Dataset rows about figures

• • •

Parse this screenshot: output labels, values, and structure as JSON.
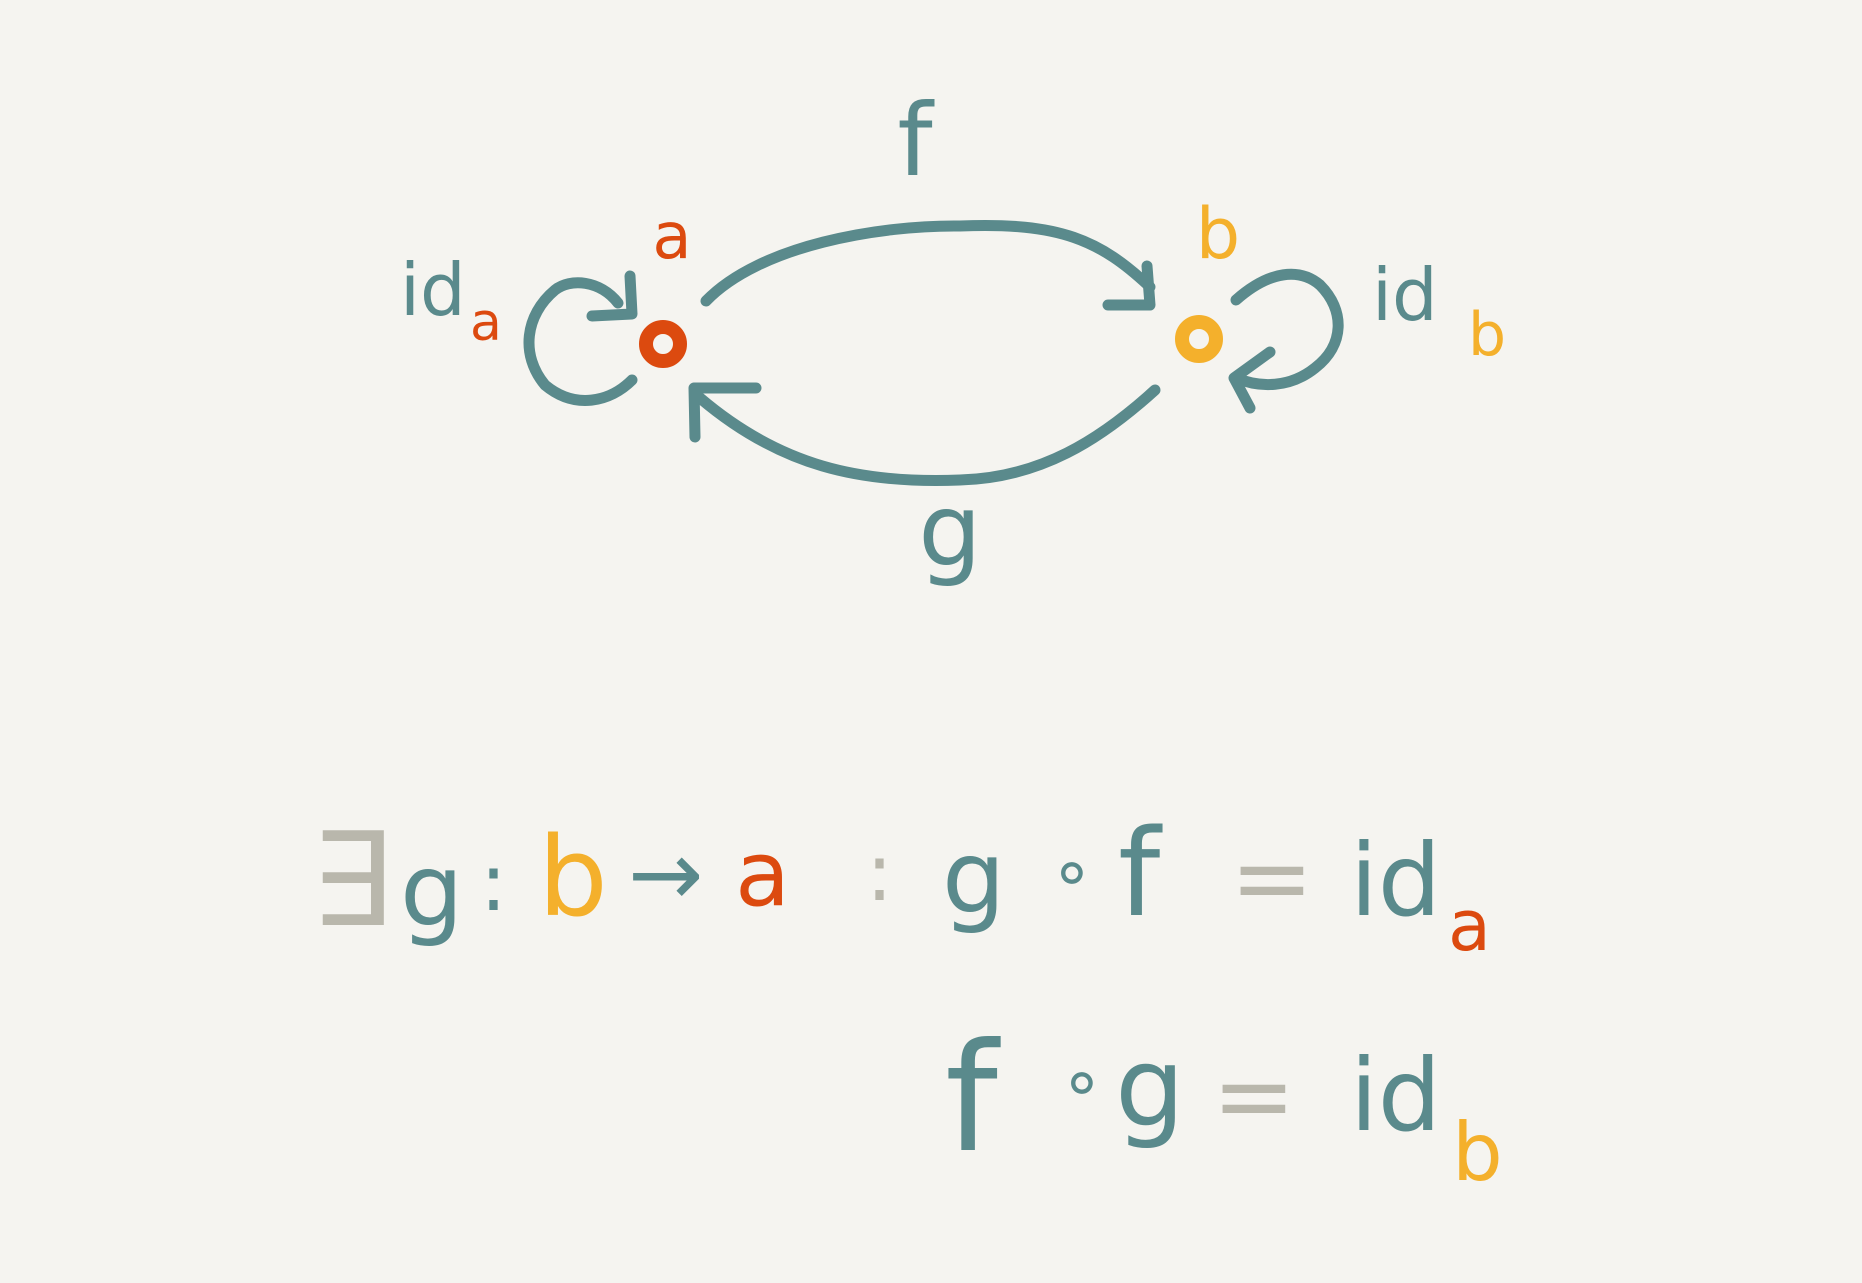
{
  "colors": {
    "background": "#f5f4f0",
    "morphism": "#5a8a8c",
    "object_a": "#dc4a0f",
    "object_b": "#f4b02c",
    "symbol": "#b9b7ac"
  },
  "diagram": {
    "object_a": {
      "label": "a"
    },
    "object_b": {
      "label": "b"
    },
    "arrow_f": {
      "label": "f"
    },
    "arrow_g": {
      "label": "g"
    },
    "id_a": {
      "prefix": "id",
      "subscript": "a"
    },
    "id_b": {
      "prefix": "id",
      "subscript": "b"
    }
  },
  "formula": {
    "line1": {
      "exists": "∃",
      "var": "g",
      "colon": ":",
      "domain": "b",
      "arrow": "→",
      "codomain": "a",
      "such_that": ":",
      "lhs_g": "g",
      "compose": "∘",
      "lhs_f": "f",
      "equals": "=",
      "rhs_prefix": "id",
      "rhs_subscript": "a"
    },
    "line2": {
      "lhs_f": "f",
      "compose": "∘",
      "lhs_g": "g",
      "equals": "=",
      "rhs_prefix": "id",
      "rhs_subscript": "b"
    }
  }
}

• • •

### Short problem:
Set the data above down again exactly as given, with no pictures.

### Exercise result:
Parse this screenshot: output labels, values, and structure as JSON.
{
  "colors": {
    "background": "#f5f4f0",
    "morphism": "#5a8a8c",
    "object_a": "#dc4a0f",
    "object_b": "#f4b02c",
    "symbol": "#b9b7ac"
  },
  "diagram": {
    "object_a": {
      "label": "a"
    },
    "object_b": {
      "label": "b"
    },
    "arrow_f": {
      "label": "f"
    },
    "arrow_g": {
      "label": "g"
    },
    "id_a": {
      "prefix": "id",
      "subscript": "a"
    },
    "id_b": {
      "prefix": "id",
      "subscript": "b"
    }
  },
  "formula": {
    "line1": {
      "exists": "∃",
      "var": "g",
      "colon": ":",
      "domain": "b",
      "arrow": "→",
      "codomain": "a",
      "such_that": ":",
      "lhs_g": "g",
      "compose": "∘",
      "lhs_f": "f",
      "equals": "=",
      "rhs_prefix": "id",
      "rhs_subscript": "a"
    },
    "line2": {
      "lhs_f": "f",
      "compose": "∘",
      "lhs_g": "g",
      "equals": "=",
      "rhs_prefix": "id",
      "rhs_subscript": "b"
    }
  }
}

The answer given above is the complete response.